[AIM] Extract the lines that carry the string "يقول" from the listing.

Records excerpted from a collection:
· · ·

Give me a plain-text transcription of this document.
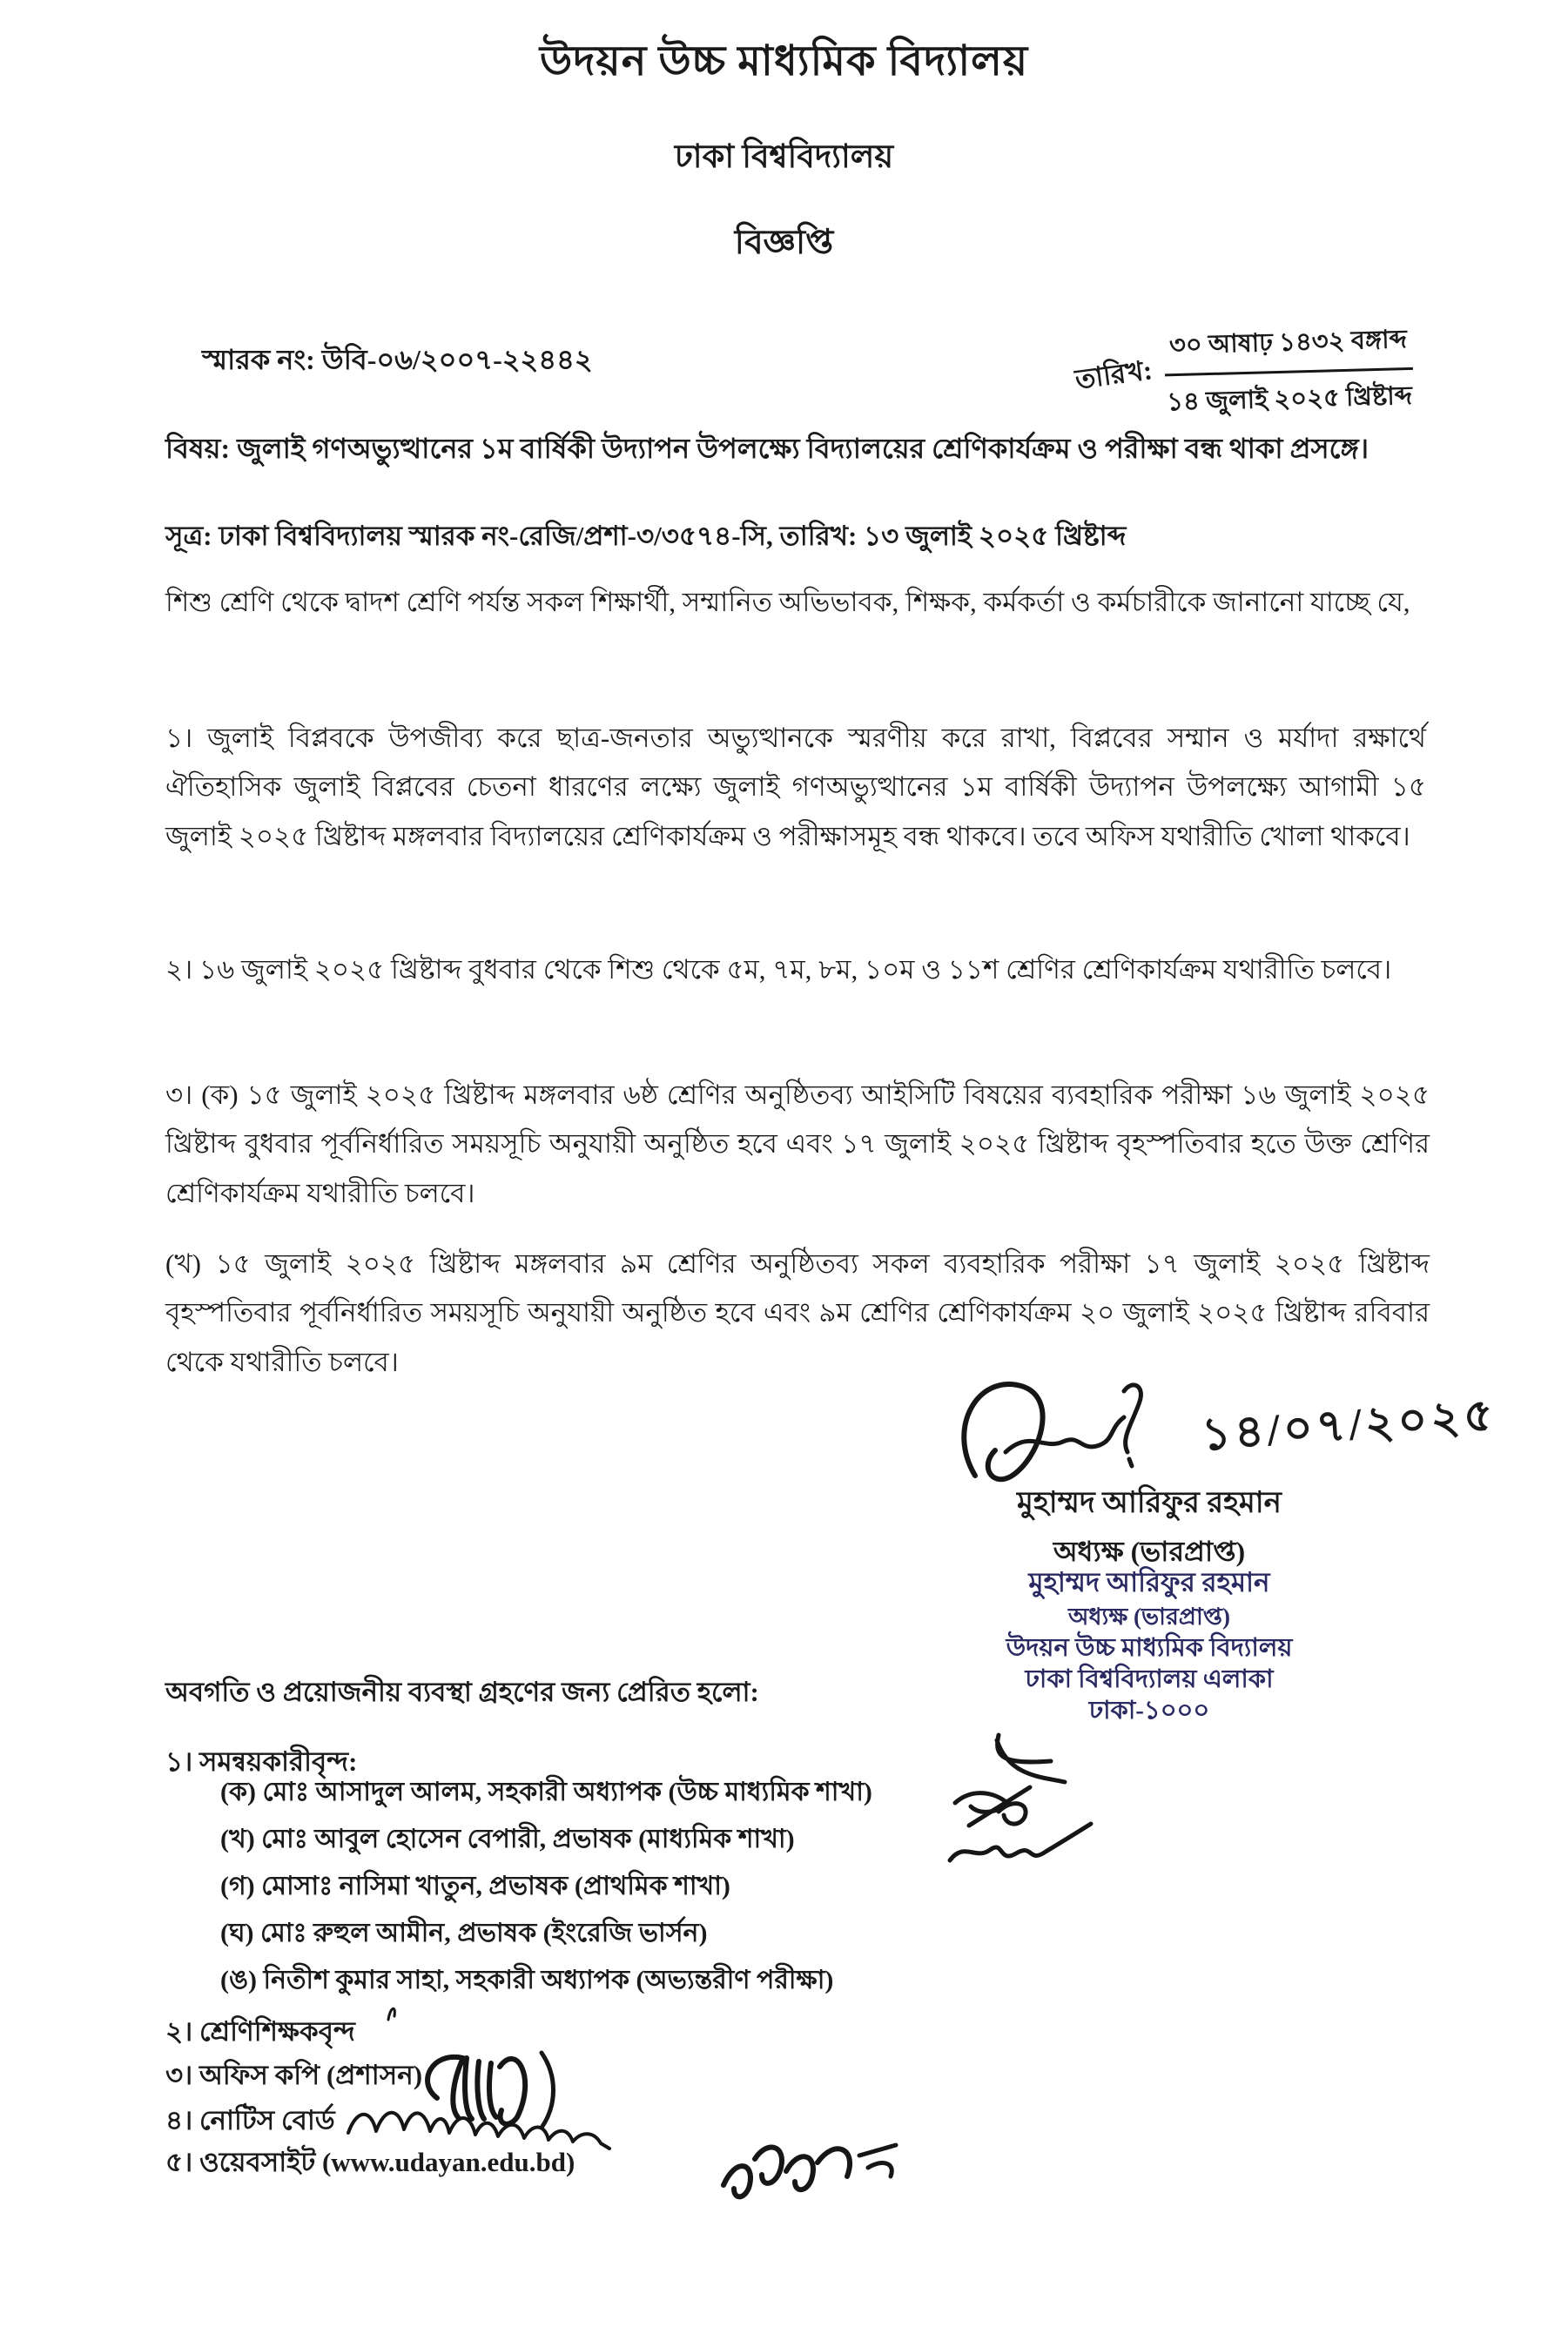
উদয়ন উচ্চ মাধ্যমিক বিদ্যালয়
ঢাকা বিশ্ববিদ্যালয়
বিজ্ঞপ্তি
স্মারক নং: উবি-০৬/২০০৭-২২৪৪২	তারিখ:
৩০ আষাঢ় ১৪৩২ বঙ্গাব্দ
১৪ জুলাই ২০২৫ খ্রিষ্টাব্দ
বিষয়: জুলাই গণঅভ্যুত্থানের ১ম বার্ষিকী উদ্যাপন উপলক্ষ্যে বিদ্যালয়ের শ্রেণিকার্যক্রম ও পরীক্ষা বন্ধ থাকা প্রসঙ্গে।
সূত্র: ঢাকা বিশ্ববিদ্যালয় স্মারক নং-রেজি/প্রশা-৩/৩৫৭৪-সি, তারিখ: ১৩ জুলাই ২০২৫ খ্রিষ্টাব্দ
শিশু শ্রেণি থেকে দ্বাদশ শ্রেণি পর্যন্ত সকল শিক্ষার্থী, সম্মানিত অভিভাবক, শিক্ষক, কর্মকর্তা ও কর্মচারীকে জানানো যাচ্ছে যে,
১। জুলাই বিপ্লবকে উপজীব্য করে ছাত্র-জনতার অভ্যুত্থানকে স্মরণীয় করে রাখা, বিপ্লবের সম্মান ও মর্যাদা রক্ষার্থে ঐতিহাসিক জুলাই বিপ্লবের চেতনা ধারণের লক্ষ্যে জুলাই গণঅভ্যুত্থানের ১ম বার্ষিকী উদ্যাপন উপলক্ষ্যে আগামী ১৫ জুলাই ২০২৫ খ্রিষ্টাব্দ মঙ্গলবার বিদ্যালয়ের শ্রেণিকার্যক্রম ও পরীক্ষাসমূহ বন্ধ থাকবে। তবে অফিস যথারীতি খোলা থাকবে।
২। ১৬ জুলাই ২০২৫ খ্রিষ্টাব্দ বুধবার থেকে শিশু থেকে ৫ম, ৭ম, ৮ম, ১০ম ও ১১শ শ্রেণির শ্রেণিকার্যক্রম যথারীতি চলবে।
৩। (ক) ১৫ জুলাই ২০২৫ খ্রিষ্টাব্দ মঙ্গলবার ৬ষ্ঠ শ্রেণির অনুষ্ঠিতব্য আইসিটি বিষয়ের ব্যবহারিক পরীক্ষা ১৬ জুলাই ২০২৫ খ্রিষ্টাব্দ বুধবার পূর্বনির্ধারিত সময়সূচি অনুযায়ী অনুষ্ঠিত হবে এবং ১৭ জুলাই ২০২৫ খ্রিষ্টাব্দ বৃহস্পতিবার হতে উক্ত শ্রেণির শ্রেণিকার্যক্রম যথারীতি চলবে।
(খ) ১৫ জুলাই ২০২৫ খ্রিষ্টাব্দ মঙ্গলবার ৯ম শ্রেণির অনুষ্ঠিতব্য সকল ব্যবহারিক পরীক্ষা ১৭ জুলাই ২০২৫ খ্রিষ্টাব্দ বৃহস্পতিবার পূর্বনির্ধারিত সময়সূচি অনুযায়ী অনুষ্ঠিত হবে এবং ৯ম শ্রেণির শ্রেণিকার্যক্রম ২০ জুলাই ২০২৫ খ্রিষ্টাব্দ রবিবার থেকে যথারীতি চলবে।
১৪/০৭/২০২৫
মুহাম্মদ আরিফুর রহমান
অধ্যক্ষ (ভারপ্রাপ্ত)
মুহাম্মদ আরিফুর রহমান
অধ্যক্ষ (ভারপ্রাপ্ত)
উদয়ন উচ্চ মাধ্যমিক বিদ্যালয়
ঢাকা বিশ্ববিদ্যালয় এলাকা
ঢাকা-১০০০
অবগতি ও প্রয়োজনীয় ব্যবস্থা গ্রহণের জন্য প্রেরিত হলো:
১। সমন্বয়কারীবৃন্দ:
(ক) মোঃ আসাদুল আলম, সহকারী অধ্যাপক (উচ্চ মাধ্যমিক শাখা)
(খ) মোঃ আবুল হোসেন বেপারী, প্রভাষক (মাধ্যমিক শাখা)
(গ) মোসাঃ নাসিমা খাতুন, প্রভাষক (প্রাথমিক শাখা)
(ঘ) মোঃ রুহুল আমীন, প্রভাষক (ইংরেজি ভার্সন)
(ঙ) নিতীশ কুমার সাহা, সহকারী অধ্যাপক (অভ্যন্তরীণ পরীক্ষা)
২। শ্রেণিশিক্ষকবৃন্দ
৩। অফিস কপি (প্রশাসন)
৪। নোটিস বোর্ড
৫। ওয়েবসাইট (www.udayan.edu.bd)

· · ·

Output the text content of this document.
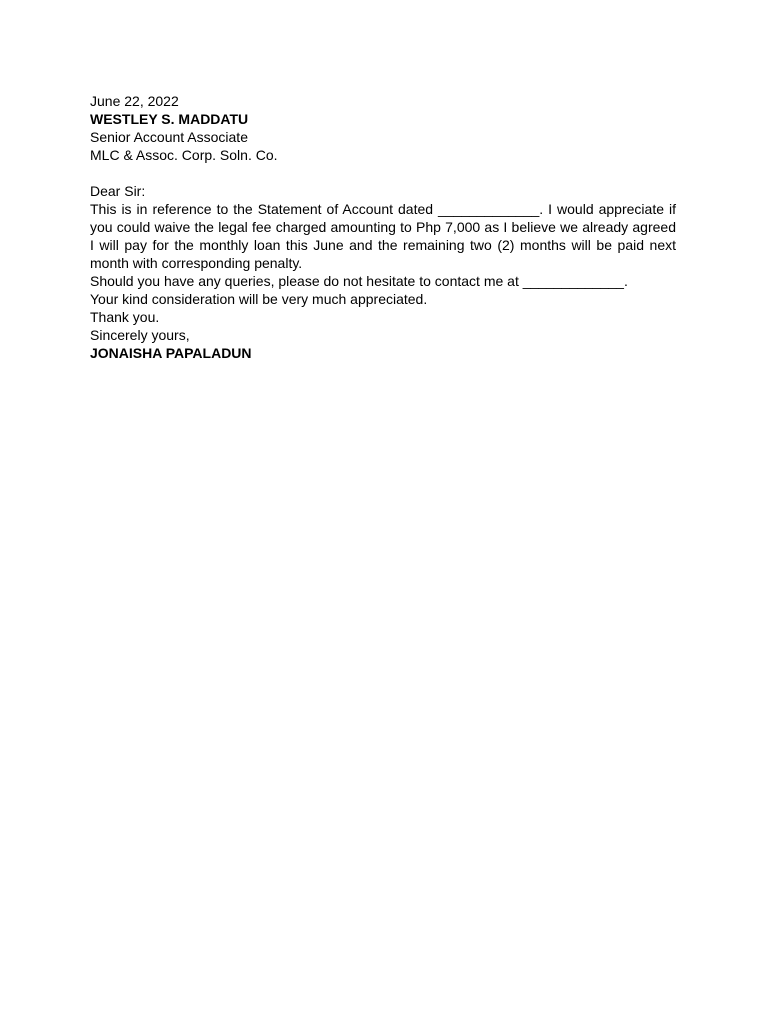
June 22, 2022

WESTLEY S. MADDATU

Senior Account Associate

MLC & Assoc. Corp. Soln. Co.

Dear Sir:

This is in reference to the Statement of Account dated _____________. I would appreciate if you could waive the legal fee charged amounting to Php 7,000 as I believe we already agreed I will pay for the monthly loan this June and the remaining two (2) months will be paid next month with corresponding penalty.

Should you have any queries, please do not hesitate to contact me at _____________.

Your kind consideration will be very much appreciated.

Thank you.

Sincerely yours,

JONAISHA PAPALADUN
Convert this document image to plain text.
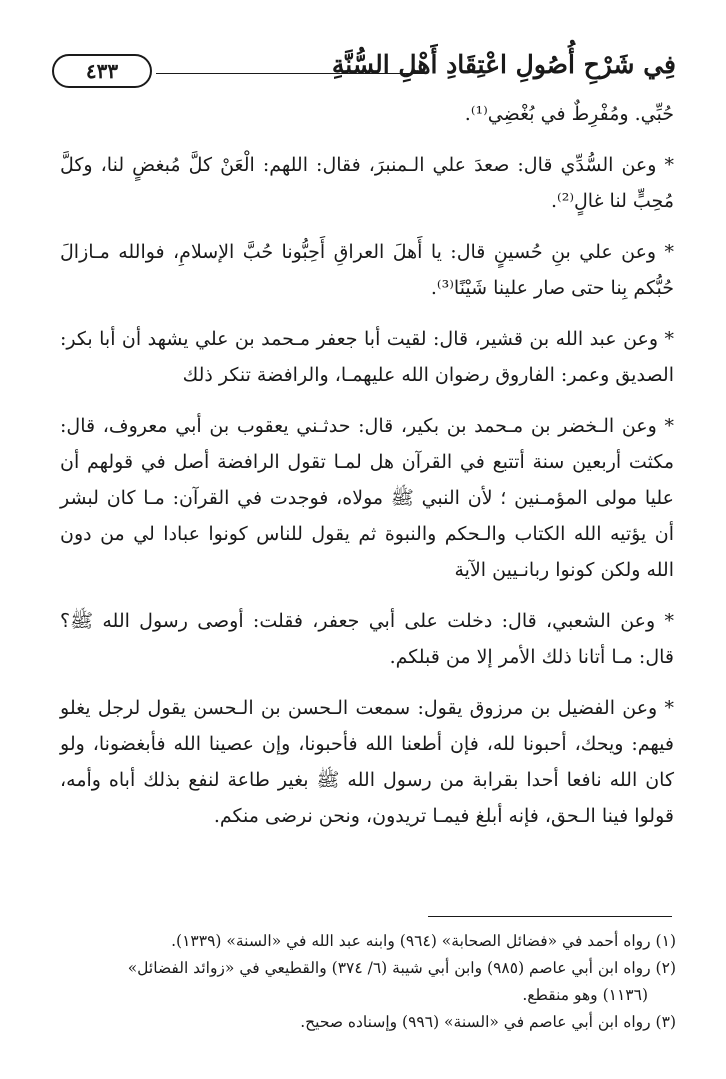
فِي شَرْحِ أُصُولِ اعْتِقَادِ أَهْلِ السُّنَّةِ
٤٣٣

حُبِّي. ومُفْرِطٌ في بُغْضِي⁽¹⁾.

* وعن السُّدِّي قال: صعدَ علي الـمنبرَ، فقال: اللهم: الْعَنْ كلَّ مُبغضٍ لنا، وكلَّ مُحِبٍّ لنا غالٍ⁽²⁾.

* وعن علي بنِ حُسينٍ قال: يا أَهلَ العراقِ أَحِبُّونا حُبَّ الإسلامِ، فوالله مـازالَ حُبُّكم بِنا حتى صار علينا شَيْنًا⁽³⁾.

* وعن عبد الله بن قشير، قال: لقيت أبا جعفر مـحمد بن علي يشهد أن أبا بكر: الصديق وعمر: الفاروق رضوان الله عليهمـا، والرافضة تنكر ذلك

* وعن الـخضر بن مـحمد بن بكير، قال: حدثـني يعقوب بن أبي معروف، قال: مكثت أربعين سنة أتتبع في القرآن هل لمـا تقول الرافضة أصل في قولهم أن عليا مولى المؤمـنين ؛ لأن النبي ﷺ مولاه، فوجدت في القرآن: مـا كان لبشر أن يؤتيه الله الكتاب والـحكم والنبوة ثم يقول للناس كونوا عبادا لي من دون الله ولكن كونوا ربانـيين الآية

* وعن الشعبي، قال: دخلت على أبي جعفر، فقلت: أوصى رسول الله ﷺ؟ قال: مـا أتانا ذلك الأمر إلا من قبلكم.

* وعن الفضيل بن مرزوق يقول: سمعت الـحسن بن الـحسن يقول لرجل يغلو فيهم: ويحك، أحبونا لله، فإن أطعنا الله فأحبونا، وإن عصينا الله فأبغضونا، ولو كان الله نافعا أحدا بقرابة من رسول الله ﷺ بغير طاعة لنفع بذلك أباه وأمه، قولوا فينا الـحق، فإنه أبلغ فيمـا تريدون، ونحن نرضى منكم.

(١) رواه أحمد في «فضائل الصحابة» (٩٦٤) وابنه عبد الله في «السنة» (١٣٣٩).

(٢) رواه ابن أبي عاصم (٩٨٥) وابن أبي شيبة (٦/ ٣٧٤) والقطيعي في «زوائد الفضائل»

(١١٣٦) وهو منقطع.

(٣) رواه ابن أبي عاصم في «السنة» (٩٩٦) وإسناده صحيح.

· · ·

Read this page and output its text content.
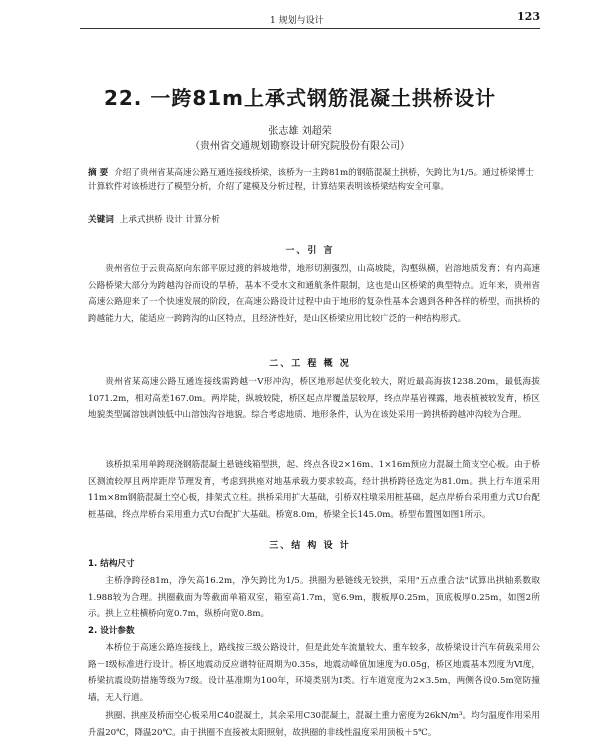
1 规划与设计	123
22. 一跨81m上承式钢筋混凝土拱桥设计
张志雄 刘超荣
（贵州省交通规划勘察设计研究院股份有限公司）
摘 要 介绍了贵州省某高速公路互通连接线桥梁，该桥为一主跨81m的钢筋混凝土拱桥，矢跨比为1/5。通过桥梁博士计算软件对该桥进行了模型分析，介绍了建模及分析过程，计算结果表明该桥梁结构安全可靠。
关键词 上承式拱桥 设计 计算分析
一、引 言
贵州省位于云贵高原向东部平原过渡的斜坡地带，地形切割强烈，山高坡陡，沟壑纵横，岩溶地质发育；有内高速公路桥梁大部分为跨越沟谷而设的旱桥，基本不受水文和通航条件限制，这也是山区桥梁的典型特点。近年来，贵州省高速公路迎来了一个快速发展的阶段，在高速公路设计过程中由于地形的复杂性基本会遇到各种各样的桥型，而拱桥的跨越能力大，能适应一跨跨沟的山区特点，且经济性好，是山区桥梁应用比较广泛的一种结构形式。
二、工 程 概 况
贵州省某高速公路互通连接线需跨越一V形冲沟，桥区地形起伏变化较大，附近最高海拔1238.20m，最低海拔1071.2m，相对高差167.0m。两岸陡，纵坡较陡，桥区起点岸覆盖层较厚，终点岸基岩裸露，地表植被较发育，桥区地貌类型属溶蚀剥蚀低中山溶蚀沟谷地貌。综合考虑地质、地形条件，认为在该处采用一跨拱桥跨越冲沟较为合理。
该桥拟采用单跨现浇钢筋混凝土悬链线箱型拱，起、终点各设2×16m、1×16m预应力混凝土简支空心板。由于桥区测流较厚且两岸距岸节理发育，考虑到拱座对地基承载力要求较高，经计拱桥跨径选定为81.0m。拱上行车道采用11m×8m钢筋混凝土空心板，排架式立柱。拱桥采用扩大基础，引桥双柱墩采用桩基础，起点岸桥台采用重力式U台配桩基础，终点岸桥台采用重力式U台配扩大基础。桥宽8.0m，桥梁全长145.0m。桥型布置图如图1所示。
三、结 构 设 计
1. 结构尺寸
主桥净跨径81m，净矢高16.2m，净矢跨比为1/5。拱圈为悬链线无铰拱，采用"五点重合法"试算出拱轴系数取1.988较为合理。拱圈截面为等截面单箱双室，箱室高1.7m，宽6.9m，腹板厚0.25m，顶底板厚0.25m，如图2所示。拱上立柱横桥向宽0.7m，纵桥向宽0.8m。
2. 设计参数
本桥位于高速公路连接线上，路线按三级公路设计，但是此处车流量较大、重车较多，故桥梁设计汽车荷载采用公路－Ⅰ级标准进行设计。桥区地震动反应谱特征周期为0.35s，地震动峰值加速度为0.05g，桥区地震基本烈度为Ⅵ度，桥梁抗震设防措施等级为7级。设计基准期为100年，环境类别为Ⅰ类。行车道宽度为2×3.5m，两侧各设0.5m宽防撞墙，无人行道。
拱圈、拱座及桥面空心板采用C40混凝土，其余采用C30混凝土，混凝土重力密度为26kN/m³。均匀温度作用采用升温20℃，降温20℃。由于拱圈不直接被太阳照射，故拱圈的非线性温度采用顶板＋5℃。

· · ·

[TASK RESULT]
* وعن الـخضر بن مـحمد بن بكير، قال: حدثـني يعقوب بن أبي معروف، قال: مكثت أربعين سنة أتتبع في القرآن هل لمـا تقول الرافضة أصل في قولهم أن عليا مولى المؤمـنين ؛ لأن النبي ﷺ مولاه، فوجدت في القرآن: مـا كان لبشر أن يؤتيه الله الكتاب والـحكم والنبوة ثم يقول للناس كونوا عبادا لي من دون الله ولكن كونوا ربانـيين الآية
* وعن الفضيل بن مرزوق يقول: سمعت الـحسن بن الـحسن يقول لرجل يغلو فيهم: ويحك، أحبونا لله، فإن أطعنا الله فأحبونا، وإن عصينا الله فأبغضونا، ولو كان الله نافعا أحدا بقرابة من رسول الله ﷺ بغير طاعة لنفع بذلك أباه وأمه، قولوا فينا الـحق، فإنه أبلغ فيمـا تريدون، ونحن نرضى منكم.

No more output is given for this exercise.